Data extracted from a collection
┄┄┄┄┄┄┄┄┄┄
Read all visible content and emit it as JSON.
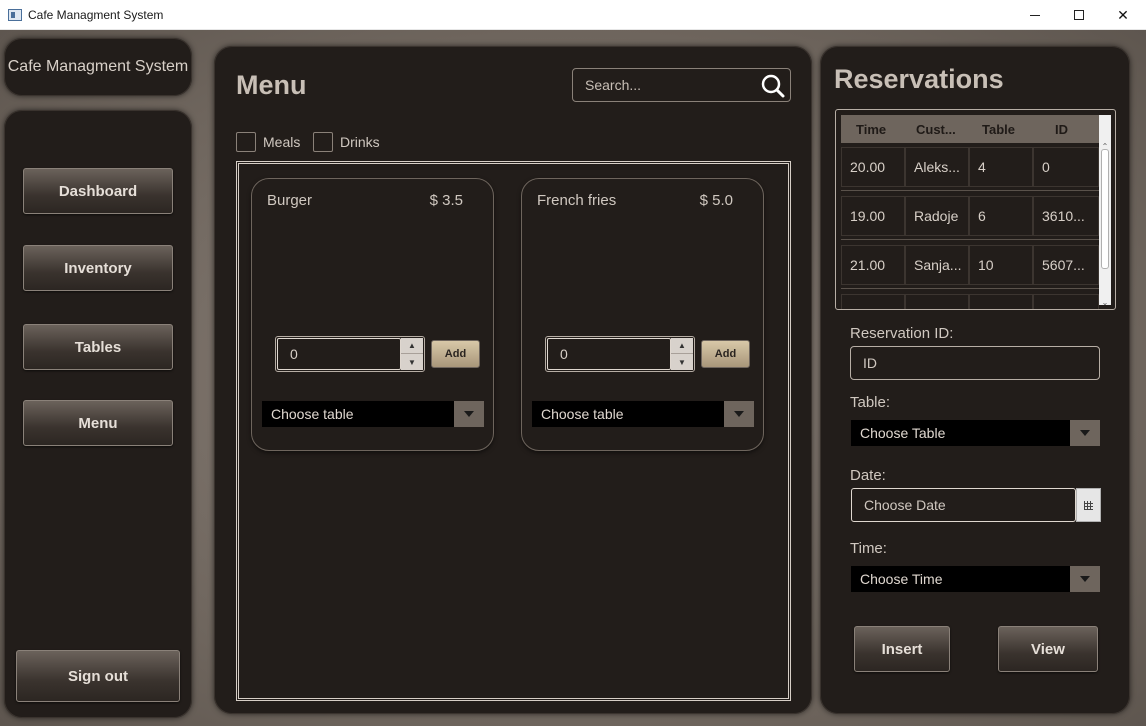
{
  "window": {
    "title": "Cafe Managment System"
  },
  "brand": {
    "title": "Cafe Managment System"
  },
  "sidebar": {
    "items": [
      {
        "label": "Dashboard"
      },
      {
        "label": "Inventory"
      },
      {
        "label": "Tables"
      },
      {
        "label": "Menu"
      }
    ],
    "signout": "Sign out"
  },
  "menu": {
    "title": "Menu",
    "search_placeholder": "Search...",
    "filters": [
      {
        "label": "Meals",
        "checked": false
      },
      {
        "label": "Drinks",
        "checked": false
      }
    ],
    "items": [
      {
        "name": "Burger",
        "price": "$ 3.5",
        "quantity": "0",
        "add_label": "Add",
        "table_placeholder": "Choose table"
      },
      {
        "name": "French fries",
        "price": "$ 5.0",
        "quantity": "0",
        "add_label": "Add",
        "table_placeholder": "Choose table"
      }
    ]
  },
  "reservations": {
    "title": "Reservations",
    "columns": [
      "Time",
      "Cust...",
      "Table",
      "ID"
    ],
    "rows": [
      [
        "20.00",
        "Aleks...",
        "4",
        "0"
      ],
      [
        "19.00",
        "Radoje",
        "6",
        "3610..."
      ],
      [
        "21.00",
        "Sanja...",
        "10",
        "5607..."
      ]
    ],
    "id_label": "Reservation ID:",
    "id_placeholder": "ID",
    "table_label": "Table:",
    "table_placeholder": "Choose Table",
    "date_label": "Date:",
    "date_placeholder": "Choose Date",
    "time_label": "Time:",
    "time_placeholder": "Choose Time",
    "insert_label": "Insert",
    "view_label": "View"
  }
}
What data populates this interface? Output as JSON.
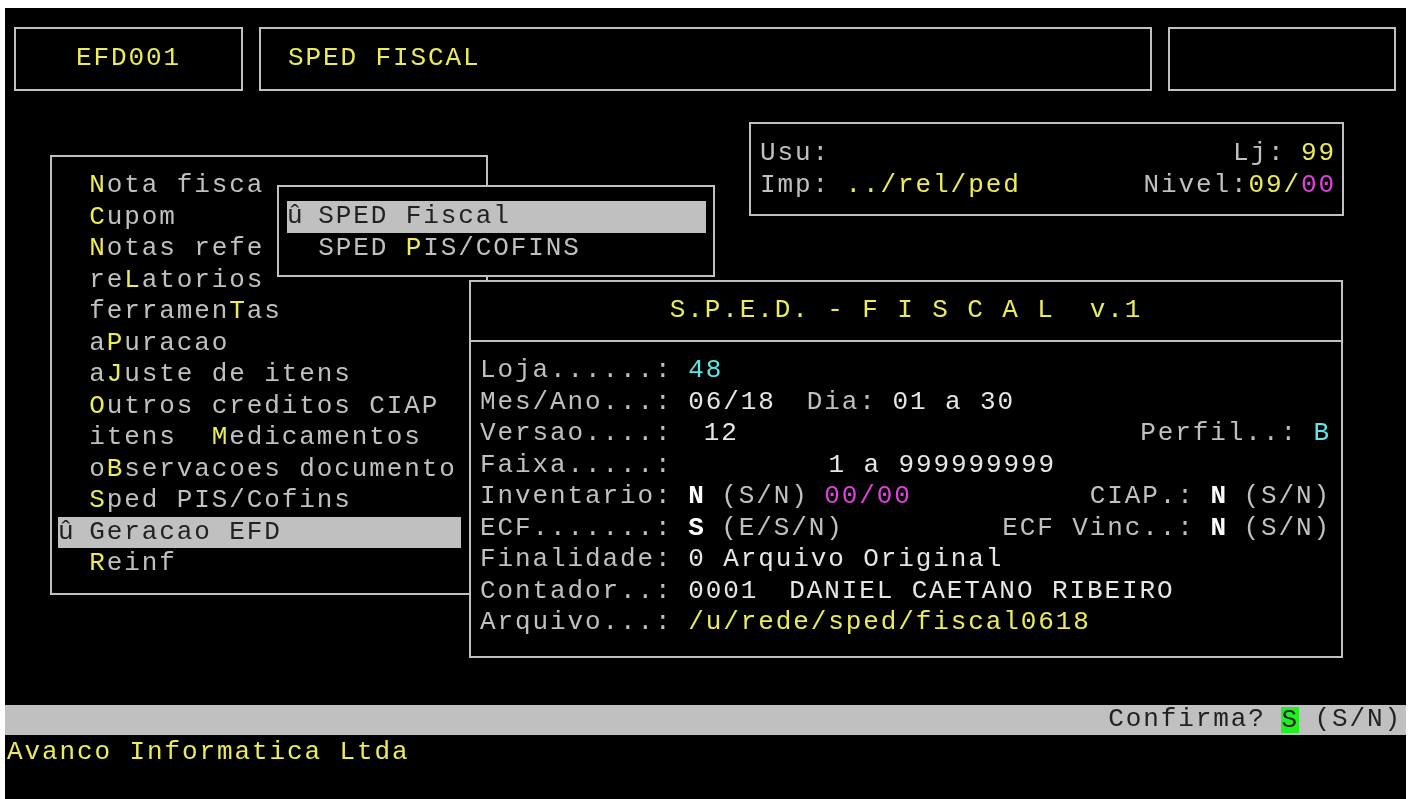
{
  "header": {
    "code": "EFD001",
    "title": "SPED FISCAL"
  },
  "session": {
    "rows": [
      {
        "left": [
          {
            "text": "Usu:",
            "kind": "label"
          }
        ],
        "right": [
          {
            "text": "Lj:",
            "kind": "label"
          },
          {
            "text": "99",
            "kind": "yellow"
          }
        ]
      },
      {
        "left": [
          {
            "text": "Imp:",
            "kind": "label"
          },
          {
            "text": "../rel/ped",
            "kind": "yellow"
          }
        ],
        "right": [
          {
            "text": "Nivel:",
            "kind": "label"
          },
          {
            "text": "09/",
            "kind": "yellow",
            "join": true
          },
          {
            "text": "00",
            "kind": "magenta"
          }
        ]
      }
    ]
  },
  "menu": {
    "items": [
      {
        "key": "N",
        "after": "ota fisca",
        "selected": false
      },
      {
        "key": "C",
        "after": "upom",
        "selected": false
      },
      {
        "key": "N",
        "after": "otas refe",
        "selected": false
      },
      {
        "before": "re",
        "key": "L",
        "after": "atorios",
        "selected": false
      },
      {
        "before": "ferramen",
        "key": "T",
        "after": "as",
        "selected": false
      },
      {
        "before": "a",
        "key": "P",
        "after": "uracao",
        "selected": false
      },
      {
        "before": "a",
        "key": "J",
        "after": "uste de itens",
        "selected": false
      },
      {
        "key": "O",
        "after": "utros creditos CIAP",
        "selected": false
      },
      {
        "before": "itens  ",
        "key": "M",
        "after": "edicamentos",
        "selected": false
      },
      {
        "before": "o",
        "key": "B",
        "after": "servacoes documento",
        "selected": false
      },
      {
        "key": "S",
        "after": "ped PIS/Cofins",
        "selected": false
      },
      {
        "marker": "û",
        "before": "Geracao EFD",
        "selected": true
      },
      {
        "key": "R",
        "after": "einf",
        "selected": false
      }
    ]
  },
  "submenu": {
    "items": [
      {
        "marker": "û",
        "before": "SPED Fiscal",
        "selected": true
      },
      {
        "before": "SPED ",
        "key": "P",
        "after": "IS/COFINS",
        "selected": false
      }
    ]
  },
  "dialog": {
    "title": "S.P.E.D. - F I S C A L  v.1",
    "rows": [
      {
        "left": [
          {
            "text": "Loja......:",
            "kind": "label"
          },
          {
            "text": "48",
            "kind": "cyan"
          }
        ]
      },
      {
        "left": [
          {
            "text": "Mes/Ano...:",
            "kind": "label"
          },
          {
            "text": "06/18",
            "kind": "text"
          },
          {
            "text": "Dia:",
            "kind": "label",
            "wide": true
          },
          {
            "text": "01 a 30",
            "kind": "text"
          }
        ]
      },
      {
        "left": [
          {
            "text": "Versao....:",
            "kind": "label"
          },
          {
            "text": "12",
            "kind": "text",
            "wide": true
          }
        ],
        "right": [
          {
            "text": "Perfil..:",
            "kind": "label"
          },
          {
            "text": "B",
            "kind": "cyan"
          }
        ]
      },
      {
        "left": [
          {
            "text": "Faixa.....:",
            "kind": "label"
          },
          {
            "text": "1 a 999999999",
            "kind": "text",
            "far": true
          }
        ]
      },
      {
        "left": [
          {
            "text": "Inventario:",
            "kind": "label"
          },
          {
            "text": "N",
            "kind": "bold"
          },
          {
            "text": "(S/N)",
            "kind": "label"
          },
          {
            "text": "00/00",
            "kind": "magenta"
          }
        ],
        "right": [
          {
            "text": "CIAP.:",
            "kind": "label"
          },
          {
            "text": "N",
            "kind": "bold"
          },
          {
            "text": "(S/N)",
            "kind": "label"
          }
        ]
      },
      {
        "left": [
          {
            "text": "ECF.......:",
            "kind": "label"
          },
          {
            "text": "S",
            "kind": "bold"
          },
          {
            "text": "(E/S/N)",
            "kind": "label"
          }
        ],
        "right": [
          {
            "text": "ECF Vinc..:",
            "kind": "label"
          },
          {
            "text": "N",
            "kind": "bold"
          },
          {
            "text": "(S/N)",
            "kind": "label"
          }
        ]
      },
      {
        "left": [
          {
            "text": "Finalidade:",
            "kind": "label"
          },
          {
            "text": "0 Arquivo Original",
            "kind": "text"
          }
        ]
      },
      {
        "left": [
          {
            "text": "Contador..:",
            "kind": "label"
          },
          {
            "text": "0001",
            "kind": "text"
          },
          {
            "text": "DANIEL CAETANO RIBEIRO",
            "kind": "text",
            "wide": true
          }
        ]
      },
      {
        "left": [
          {
            "text": "Arquivo...:",
            "kind": "label"
          },
          {
            "text": "/u/rede/sped/fiscal0618",
            "kind": "yellow"
          }
        ]
      }
    ]
  },
  "status_bar": {
    "prompt": "Confirma?",
    "answer": "S",
    "options": "(S/N)"
  },
  "footer": "Avanco Informatica Ltda"
}
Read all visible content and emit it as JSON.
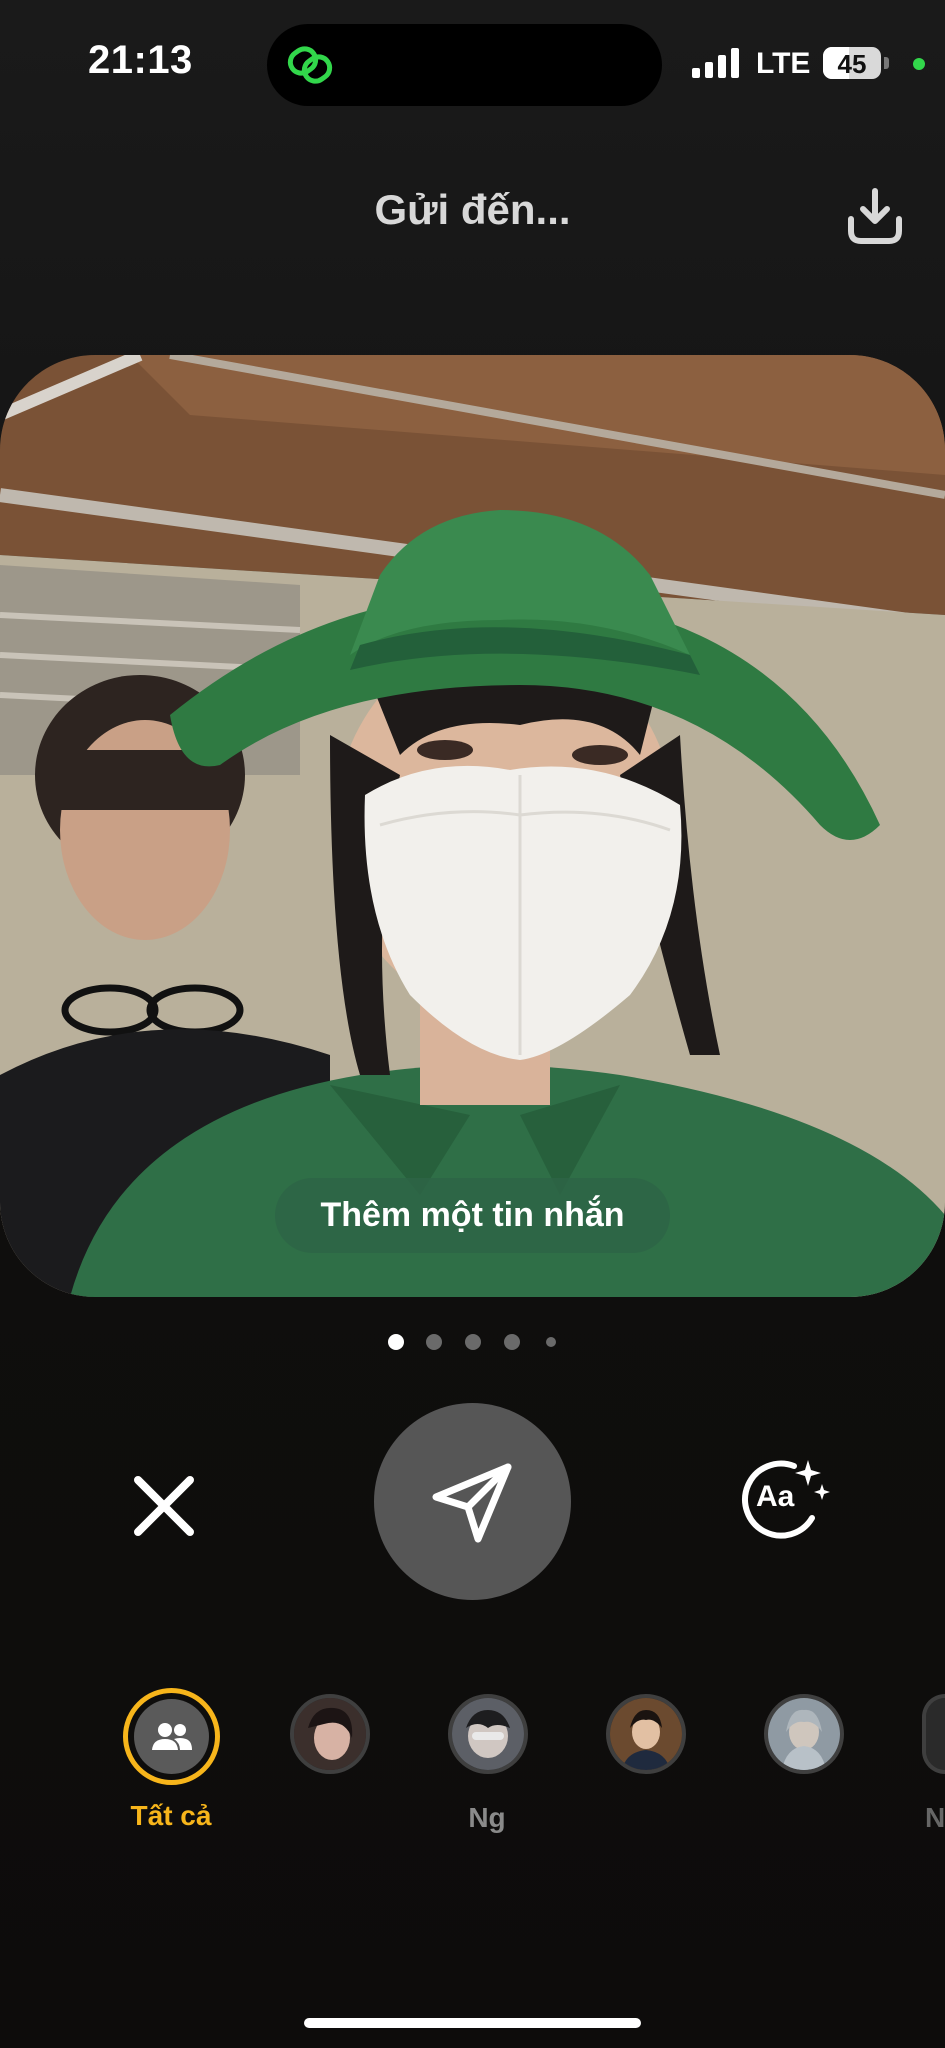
┄┄┄┄┄┄┄┄┄┄
[What the exercise asks] Make an exact copy of the data above, pictures excluded.

[Expected answer]
Read all visible content and emit it as JSON.
{
  "window": {
    "title": "Cafe Managment System"
  },
  "brand": {
    "title": "Cafe Managment System"
  },
  "sidebar": {
    "items": [
      {
        "label": "Dashboard"
      },
      {
        "label": "Inventory"
      },
      {
        "label": "Tables"
      },
      {
        "label": "Menu"
      }
    ],
    "signout": "Sign out"
  },
  "menu": {
    "title": "Menu",
    "search_placeholder": "Search...",
    "filters": [
      {
        "label": "Meals",
        "checked": false
      },
      {
        "label": "Drinks",
        "checked": false
      }
    ],
    "items": [
      {
        "name": "Burger",
        "price": "$ 3.5",
        "quantity": "0",
        "add_label": "Add",
        "table_placeholder": "Choose table"
      },
      {
        "name": "French fries",
        "price": "$ 5.0",
        "quantity": "0",
        "add_label": "Add",
        "table_placeholder": "Choose table"
      }
    ]
  },
  "reservations": {
    "title": "Reservations",
    "columns": [
      "Time",
      "Cust...",
      "Table",
      "ID"
    ],
    "rows": [
      [
        "20.00",
        "Aleks...",
        "4",
        "0"
      ],
      [
        "19.00",
        "Radoje",
        "6",
        "3610..."
      ],
      [
        "21.00",
        "Sanja...",
        "10",
        "5607..."
      ]
    ],
    "id_label": "Reservation ID:",
    "id_placeholder": "ID",
    "table_label": "Table:",
    "table_placeholder": "Choose Table",
    "date_label": "Date:",
    "date_placeholder": "Choose Date",
    "time_label": "Time:",
    "time_placeholder": "Choose Time",
    "insert_label": "Insert",
    "view_label": "View"
  }
}
What data populates this interface? Output as JSON.
{
  "header": {
    "code": "EFD001",
    "title": "SPED FISCAL"
  },
  "session": {
    "rows": [
      {
        "left": [
          {
            "text": "Usu:",
            "kind": "label"
          }
        ],
        "right": [
          {
            "text": "Lj:",
            "kind": "label"
          },
          {
            "text": "99",
            "kind": "yellow"
          }
        ]
      },
      {
        "left": [
          {
            "text": "Imp:",
            "kind": "label"
          },
          {
            "text": "../rel/ped",
            "kind": "yellow"
          }
        ],
        "right": [
          {
            "text": "Nivel:",
            "kind": "label"
          },
          {
            "text": "09/",
            "kind": "yellow",
            "join": true
          },
          {
            "text": "00",
            "kind": "magenta"
          }
        ]
      }
    ]
  },
  "menu": {
    "items": [
      {
        "key": "N",
        "after": "ota fisca",
        "selected": false
      },
      {
        "key": "C",
        "after": "upom",
        "selected": false
      },
      {
        "key": "N",
        "after": "otas refe",
        "selected": false
      },
      {
        "before": "re",
        "key": "L",
        "after": "atorios",
        "selected": false
      },
      {
        "before": "ferramen",
        "key": "T",
        "after": "as",
        "selected": false
      },
      {
        "before": "a",
        "key": "P",
        "after": "uracao",
        "selected": false
      },
      {
        "before": "a",
        "key": "J",
        "after": "uste de itens",
        "selected": false
      },
      {
        "key": "O",
        "after": "utros creditos CIAP",
        "selected": false
      },
      {
        "before": "itens  ",
        "key": "M",
        "after": "edicamentos",
        "selected": false
      },
      {
        "before": "o",
        "key": "B",
        "after": "servacoes documento",
        "selected": false
      },
      {
        "key": "S",
        "after": "ped PIS/Cofins",
        "selected": false
      },
      {
        "marker": "û",
        "before": "Geracao EFD",
        "selected": true
      },
      {
        "key": "R",
        "after": "einf",
        "selected": false
      }
    ]
  },
  "submenu": {
    "items": [
      {
        "marker": "û",
        "before": "SPED Fiscal",
        "selected": true
      },
      {
        "before": "SPED ",
        "key": "P",
        "after": "IS/COFINS",
        "selected": false
      }
    ]
  },
  "dialog": {
    "title": "S.P.E.D. - F I S C A L  v.1",
    "rows": [
      {
        "left": [
          {
            "text": "Loja......:",
            "kind": "label"
          },
          {
            "text": "48",
            "kind": "cyan"
          }
        ]
      },
      {
        "left": [
          {
            "text": "Mes/Ano...:",
            "kind": "label"
          },
          {
            "text": "06/18",
            "kind": "text"
          },
          {
            "text": "Dia:",
            "kind": "label",
            "wide": true
          },
          {
            "text": "01 a 30",
            "kind": "text"
          }
        ]
      },
      {
        "left": [
          {
            "text": "Versao....:",
            "kind": "label"
          },
          {
            "text": "12",
            "kind": "text",
            "wide": true
          }
        ],
        "right": [
          {
            "text": "Perfil..:",
            "kind": "label"
          },
          {
            "text": "B",
            "kind": "cyan"
          }
        ]
      },
      {
        "left": [
          {
            "text": "Faixa.....:",
            "kind": "label"
          },
          {
            "text": "1 a 999999999",
            "kind": "text",
            "far": true
          }
        ]
      },
      {
        "left": [
          {
            "text": "Inventario:",
            "kind": "label"
          },
          {
            "text": "N",
            "kind": "bold"
          },
          {
            "text": "(S/N)",
            "kind": "label"
          },
          {
            "text": "00/00",
            "kind": "magenta"
          }
        ],
        "right": [
          {
            "text": "CIAP.:",
            "kind": "label"
          },
          {
            "text": "N",
            "kind": "bold"
          },
          {
            "text": "(S/N)",
            "kind": "label"
          }
        ]
      },
      {
        "left": [
          {
            "text": "ECF.......:",
            "kind": "label"
          },
          {
            "text": "S",
            "kind": "bold"
          },
          {
            "text": "(E/S/N)",
            "kind": "label"
          }
        ],
        "right": [
          {
            "text": "ECF Vinc..:",
            "kind": "label"
          },
          {
            "text": "N",
            "kind": "bold"
          },
          {
            "text": "(S/N)",
            "kind": "label"
          }
        ]
      },
      {
        "left": [
          {
            "text": "Finalidade:",
            "kind": "label"
          },
          {
            "text": "0 Arquivo Original",
            "kind": "text"
          }
        ]
      },
      {
        "left": [
          {
            "text": "Contador..:",
            "kind": "label"
          },
          {
            "text": "0001",
            "kind": "text"
          },
          {
            "text": "DANIEL CAETANO RIBEIRO",
            "kind": "text",
            "wide": true
          }
        ]
      },
      {
        "left": [
          {
            "text": "Arquivo...:",
            "kind": "label"
          },
          {
            "text": "/u/rede/sped/fiscal0618",
            "kind": "yellow"
          }
        ]
      }
    ]
  },
  "status_bar": {
    "prompt": "Confirma?",
    "answer": "S",
    "options": "(S/N)"
  },
  "footer": "Avanco Informatica Ltda"
}
Read all visible content and emit it as JSON.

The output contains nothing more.